● **Excerpt provided**:
::::
Prrenjas (also written Përrenjas, Përrenjasi) is a town and a municipality in Elbasan County, eastern Albania. The municipality was formed at the 2015 local government reform by the merger of the former municipalities Prrenjas, Qukës, Rrajcë and Stravaj, that became municipal units. The seat of the municipality is the town Prrenjas. The total population is 24,906 (2011 census), in a total area of 323.17 km^{2}. The population of the former municipality at the 2011 census was 5,847.

== History ==
The area around Prrenjas has significant historical importance as a strategic point along the Via Egnatia, the ancient Roman road connecting Istanbul and Durrës. During the Middle Ages, the region was part of the borderlands between the Byzantine Empire, the Bulgarian Empire, and later the Albanian principalities.
::::
● **Given information**:

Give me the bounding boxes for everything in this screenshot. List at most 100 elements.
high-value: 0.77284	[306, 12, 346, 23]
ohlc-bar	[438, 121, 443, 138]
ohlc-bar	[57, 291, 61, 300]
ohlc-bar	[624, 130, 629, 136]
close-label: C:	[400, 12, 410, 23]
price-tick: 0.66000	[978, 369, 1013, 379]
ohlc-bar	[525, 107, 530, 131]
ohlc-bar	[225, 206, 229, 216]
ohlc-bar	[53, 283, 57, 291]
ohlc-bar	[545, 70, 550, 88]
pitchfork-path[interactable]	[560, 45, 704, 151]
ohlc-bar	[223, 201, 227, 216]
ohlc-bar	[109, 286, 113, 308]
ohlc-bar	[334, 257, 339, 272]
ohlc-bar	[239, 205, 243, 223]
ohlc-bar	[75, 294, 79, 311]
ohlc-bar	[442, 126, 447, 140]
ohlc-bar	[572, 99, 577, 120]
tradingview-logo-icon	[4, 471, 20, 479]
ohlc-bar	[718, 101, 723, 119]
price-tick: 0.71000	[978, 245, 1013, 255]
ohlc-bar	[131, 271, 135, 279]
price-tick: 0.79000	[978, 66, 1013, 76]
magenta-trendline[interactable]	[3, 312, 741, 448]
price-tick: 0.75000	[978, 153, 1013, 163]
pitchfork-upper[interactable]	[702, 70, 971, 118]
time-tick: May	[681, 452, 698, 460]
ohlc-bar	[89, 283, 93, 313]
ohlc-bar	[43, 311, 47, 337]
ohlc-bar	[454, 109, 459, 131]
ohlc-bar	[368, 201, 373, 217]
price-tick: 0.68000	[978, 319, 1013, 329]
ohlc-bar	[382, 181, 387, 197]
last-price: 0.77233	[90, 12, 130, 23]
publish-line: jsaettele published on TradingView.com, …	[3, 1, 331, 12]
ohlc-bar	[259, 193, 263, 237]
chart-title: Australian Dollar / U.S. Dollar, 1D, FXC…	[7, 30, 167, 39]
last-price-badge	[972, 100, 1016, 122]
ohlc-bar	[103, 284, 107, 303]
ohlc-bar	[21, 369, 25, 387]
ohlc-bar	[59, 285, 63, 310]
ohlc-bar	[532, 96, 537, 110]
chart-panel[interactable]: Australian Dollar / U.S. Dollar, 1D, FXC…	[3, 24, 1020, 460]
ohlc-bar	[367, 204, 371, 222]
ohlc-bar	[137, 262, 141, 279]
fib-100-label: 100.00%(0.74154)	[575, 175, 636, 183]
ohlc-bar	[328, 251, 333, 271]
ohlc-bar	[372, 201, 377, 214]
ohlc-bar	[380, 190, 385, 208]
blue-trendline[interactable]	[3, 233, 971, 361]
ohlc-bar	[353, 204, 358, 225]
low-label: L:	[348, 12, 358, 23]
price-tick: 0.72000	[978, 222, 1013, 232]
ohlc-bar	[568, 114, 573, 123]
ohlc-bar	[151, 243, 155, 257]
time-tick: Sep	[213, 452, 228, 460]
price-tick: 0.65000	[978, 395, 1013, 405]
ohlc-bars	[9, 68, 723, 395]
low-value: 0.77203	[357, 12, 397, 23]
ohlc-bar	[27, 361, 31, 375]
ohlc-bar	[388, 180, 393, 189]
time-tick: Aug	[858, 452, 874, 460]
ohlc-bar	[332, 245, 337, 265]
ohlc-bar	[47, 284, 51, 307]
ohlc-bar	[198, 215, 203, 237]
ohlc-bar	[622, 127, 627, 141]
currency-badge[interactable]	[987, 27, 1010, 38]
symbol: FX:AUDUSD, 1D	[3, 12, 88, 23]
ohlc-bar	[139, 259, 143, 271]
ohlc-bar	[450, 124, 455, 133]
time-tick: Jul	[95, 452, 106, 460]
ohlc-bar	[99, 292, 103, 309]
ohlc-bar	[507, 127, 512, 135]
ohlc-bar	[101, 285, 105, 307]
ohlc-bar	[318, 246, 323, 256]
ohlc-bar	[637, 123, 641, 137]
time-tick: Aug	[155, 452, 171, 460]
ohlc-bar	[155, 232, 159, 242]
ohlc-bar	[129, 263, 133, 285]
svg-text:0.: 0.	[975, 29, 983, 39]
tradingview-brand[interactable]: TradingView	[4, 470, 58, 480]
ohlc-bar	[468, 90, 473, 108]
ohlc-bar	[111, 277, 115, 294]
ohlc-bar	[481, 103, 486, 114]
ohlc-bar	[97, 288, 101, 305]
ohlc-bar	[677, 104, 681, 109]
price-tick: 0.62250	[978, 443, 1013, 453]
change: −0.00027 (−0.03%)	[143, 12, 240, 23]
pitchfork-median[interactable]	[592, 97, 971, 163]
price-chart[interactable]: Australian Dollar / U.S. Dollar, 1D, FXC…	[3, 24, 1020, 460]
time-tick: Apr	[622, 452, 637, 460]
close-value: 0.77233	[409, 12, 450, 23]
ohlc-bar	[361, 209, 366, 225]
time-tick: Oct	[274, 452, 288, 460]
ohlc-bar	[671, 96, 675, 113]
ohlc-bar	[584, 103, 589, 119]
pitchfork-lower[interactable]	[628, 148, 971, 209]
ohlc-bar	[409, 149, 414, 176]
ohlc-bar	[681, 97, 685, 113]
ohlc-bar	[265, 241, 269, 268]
::::
● **Directions for this task**:
Render the following sentence from the text about Prrenjas into French: "The area around Prrenjas has significant historical importance as a strategic point along the Via Egnatia, the ancient Roman road connecting Istanbul and Durrës."

● **Task response**:
La région autour de Prrenjas revêt une importance historique considérable en tant que point stratégique le long de la Via Egnatia, l'ancienne voie romaine reliant Istanbul et Durrës.